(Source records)
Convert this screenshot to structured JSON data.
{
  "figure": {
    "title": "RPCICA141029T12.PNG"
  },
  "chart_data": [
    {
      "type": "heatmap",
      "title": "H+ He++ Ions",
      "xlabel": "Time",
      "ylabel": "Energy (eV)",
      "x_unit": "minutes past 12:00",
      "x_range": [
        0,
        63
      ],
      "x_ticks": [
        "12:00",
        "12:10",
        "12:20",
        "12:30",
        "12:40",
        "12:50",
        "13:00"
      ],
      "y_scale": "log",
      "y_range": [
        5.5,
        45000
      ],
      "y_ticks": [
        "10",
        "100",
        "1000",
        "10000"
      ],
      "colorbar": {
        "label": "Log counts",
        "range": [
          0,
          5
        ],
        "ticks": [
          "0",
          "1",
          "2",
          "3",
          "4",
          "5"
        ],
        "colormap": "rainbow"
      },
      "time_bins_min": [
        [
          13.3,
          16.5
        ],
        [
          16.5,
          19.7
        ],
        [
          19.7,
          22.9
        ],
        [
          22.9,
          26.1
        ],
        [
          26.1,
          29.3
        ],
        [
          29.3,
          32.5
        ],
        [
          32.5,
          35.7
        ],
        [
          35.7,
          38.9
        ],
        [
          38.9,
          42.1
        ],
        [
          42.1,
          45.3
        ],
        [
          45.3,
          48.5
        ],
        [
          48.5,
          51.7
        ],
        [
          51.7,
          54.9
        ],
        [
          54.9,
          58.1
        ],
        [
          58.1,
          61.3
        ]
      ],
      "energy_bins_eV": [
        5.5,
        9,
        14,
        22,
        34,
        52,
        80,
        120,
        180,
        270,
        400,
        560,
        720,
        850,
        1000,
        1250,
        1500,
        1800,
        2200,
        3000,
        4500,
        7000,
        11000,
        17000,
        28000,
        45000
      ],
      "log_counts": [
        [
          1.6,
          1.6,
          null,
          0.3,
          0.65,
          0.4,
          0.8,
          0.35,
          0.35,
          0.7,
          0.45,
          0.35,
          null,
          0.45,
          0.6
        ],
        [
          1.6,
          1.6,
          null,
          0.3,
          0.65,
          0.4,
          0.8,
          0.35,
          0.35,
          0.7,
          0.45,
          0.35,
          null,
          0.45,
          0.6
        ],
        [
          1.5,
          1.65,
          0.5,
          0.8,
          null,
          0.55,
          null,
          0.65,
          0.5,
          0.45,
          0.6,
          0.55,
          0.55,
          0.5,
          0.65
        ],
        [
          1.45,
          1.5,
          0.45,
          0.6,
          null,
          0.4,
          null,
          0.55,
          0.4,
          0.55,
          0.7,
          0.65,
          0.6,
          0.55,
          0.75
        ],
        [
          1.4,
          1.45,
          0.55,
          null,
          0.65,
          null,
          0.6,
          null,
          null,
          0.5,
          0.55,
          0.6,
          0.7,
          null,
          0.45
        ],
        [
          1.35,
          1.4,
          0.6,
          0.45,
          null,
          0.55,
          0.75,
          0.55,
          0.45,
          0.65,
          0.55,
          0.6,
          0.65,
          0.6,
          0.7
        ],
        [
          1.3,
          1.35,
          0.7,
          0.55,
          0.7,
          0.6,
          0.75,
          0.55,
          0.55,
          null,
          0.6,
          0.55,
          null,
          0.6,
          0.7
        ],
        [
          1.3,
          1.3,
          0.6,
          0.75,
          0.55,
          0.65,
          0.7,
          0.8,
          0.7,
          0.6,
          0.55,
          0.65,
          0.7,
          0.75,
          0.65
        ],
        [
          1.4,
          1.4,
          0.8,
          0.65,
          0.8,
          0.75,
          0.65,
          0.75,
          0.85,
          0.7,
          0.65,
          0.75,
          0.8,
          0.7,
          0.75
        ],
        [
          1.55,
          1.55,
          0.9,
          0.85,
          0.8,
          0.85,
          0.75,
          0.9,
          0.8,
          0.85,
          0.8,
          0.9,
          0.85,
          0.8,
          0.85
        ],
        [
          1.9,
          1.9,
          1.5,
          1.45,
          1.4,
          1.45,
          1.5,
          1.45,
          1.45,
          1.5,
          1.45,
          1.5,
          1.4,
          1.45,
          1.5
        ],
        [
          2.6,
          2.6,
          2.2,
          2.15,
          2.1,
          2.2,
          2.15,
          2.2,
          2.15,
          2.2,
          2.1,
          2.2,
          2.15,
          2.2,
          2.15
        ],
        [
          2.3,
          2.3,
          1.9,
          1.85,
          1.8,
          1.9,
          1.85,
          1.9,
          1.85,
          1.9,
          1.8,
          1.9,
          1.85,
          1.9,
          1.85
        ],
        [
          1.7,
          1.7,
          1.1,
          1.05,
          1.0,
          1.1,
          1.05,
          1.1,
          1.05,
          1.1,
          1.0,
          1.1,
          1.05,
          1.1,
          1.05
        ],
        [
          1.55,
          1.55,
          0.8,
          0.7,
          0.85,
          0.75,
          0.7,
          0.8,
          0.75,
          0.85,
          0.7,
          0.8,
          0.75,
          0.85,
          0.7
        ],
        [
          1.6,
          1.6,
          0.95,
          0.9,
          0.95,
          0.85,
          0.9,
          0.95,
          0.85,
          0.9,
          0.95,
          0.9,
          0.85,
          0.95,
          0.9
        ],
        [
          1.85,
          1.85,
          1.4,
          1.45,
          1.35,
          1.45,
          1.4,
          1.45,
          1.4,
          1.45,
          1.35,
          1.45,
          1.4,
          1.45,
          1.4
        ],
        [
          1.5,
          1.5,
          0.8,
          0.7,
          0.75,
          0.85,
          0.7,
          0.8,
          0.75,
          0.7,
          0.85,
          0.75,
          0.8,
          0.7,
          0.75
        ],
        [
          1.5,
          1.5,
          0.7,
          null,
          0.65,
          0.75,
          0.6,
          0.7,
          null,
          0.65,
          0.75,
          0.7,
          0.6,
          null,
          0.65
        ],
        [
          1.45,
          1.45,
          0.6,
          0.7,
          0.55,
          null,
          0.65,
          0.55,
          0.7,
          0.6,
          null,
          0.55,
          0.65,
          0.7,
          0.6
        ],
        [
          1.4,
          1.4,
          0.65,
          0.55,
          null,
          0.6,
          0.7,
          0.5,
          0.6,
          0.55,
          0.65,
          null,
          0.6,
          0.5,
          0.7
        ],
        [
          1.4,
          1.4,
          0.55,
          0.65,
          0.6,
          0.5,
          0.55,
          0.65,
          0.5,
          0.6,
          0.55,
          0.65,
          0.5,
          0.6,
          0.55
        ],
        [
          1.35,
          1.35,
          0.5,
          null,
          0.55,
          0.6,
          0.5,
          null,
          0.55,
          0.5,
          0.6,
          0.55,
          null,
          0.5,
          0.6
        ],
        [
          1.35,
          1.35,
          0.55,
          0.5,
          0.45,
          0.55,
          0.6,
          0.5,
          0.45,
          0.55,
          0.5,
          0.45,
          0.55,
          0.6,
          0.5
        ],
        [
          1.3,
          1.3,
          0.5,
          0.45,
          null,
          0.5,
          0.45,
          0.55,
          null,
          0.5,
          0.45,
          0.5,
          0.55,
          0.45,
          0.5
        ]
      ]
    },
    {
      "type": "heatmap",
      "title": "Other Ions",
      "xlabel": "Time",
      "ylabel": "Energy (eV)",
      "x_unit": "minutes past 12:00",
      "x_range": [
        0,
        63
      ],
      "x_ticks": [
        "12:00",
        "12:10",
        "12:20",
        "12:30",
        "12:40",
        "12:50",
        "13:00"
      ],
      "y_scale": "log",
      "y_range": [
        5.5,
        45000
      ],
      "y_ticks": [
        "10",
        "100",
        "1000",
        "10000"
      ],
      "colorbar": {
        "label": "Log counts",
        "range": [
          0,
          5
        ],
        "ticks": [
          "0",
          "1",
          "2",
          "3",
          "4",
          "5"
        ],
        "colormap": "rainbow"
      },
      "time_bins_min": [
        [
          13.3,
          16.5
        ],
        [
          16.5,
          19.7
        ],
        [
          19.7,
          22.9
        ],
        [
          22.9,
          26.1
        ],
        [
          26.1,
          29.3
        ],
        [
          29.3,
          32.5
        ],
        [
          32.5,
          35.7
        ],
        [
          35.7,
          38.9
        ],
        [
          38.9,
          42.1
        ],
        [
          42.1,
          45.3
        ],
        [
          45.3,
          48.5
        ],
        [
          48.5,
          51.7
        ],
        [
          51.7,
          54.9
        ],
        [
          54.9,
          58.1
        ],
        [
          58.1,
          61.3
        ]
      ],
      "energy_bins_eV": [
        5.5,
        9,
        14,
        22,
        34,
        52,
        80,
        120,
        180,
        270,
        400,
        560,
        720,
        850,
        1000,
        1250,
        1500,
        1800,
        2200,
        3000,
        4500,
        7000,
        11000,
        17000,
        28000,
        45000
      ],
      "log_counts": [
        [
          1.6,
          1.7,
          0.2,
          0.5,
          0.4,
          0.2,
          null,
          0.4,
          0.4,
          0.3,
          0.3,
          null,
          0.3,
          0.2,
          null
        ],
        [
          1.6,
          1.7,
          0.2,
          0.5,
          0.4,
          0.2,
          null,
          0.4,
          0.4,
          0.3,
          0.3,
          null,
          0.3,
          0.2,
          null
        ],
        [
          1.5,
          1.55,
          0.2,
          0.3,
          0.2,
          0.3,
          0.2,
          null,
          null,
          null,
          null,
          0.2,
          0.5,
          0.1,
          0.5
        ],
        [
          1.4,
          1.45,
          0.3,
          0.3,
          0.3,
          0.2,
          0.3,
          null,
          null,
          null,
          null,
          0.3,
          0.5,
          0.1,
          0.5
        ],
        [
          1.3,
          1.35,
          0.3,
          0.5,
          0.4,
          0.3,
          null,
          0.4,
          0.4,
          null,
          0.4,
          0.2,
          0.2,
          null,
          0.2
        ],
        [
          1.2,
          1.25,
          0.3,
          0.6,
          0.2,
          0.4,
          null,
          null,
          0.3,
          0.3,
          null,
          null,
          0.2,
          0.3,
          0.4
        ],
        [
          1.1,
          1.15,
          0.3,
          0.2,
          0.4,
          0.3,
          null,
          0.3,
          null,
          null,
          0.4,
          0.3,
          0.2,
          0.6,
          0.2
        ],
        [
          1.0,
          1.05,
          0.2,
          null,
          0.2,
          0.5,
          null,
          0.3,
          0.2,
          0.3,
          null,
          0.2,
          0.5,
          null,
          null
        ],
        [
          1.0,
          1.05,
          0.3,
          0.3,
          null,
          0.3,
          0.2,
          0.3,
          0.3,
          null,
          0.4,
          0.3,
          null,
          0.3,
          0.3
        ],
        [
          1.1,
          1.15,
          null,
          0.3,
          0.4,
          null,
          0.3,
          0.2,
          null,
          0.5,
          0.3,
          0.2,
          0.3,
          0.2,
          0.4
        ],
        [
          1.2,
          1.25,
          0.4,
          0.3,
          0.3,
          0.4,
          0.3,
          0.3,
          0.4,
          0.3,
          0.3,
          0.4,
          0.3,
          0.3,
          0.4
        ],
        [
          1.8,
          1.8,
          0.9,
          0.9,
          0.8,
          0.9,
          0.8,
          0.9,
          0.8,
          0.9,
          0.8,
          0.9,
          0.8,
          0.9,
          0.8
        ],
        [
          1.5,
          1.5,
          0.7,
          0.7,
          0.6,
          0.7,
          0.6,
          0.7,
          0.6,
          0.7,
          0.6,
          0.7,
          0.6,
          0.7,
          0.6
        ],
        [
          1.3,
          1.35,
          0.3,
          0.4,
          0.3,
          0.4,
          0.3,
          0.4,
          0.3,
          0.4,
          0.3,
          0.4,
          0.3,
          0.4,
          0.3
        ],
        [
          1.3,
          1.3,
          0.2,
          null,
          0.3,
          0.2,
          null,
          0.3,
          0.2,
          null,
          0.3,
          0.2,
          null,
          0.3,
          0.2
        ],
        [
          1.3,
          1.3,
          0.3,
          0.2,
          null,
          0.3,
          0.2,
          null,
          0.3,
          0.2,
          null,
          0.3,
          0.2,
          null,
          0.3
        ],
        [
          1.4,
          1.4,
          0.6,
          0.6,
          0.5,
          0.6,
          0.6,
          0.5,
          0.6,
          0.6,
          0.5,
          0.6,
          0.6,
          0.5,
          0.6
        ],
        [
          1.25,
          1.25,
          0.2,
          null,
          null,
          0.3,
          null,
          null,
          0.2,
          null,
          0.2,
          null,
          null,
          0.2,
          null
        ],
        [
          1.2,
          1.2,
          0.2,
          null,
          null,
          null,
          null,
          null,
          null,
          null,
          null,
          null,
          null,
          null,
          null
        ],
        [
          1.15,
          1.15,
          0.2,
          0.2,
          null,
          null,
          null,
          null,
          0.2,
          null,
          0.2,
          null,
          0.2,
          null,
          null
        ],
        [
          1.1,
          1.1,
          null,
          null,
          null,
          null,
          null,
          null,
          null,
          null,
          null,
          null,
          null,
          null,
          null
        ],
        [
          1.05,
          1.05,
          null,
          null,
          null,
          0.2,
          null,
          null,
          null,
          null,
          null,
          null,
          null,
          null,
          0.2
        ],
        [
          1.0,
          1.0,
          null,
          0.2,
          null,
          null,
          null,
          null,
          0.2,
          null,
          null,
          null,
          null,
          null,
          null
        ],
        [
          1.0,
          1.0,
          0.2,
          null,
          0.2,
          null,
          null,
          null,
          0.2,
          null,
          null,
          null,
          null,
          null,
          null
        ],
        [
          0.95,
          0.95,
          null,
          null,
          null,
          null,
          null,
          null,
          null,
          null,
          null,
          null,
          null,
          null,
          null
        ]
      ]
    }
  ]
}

Exercise brief - Gather all lines where the word "title" appears.

Problem solution -
    "title": "RPCICA141029T12.PNG"
      "title": "H+ He++ Ions",
      "title": "Other Ions",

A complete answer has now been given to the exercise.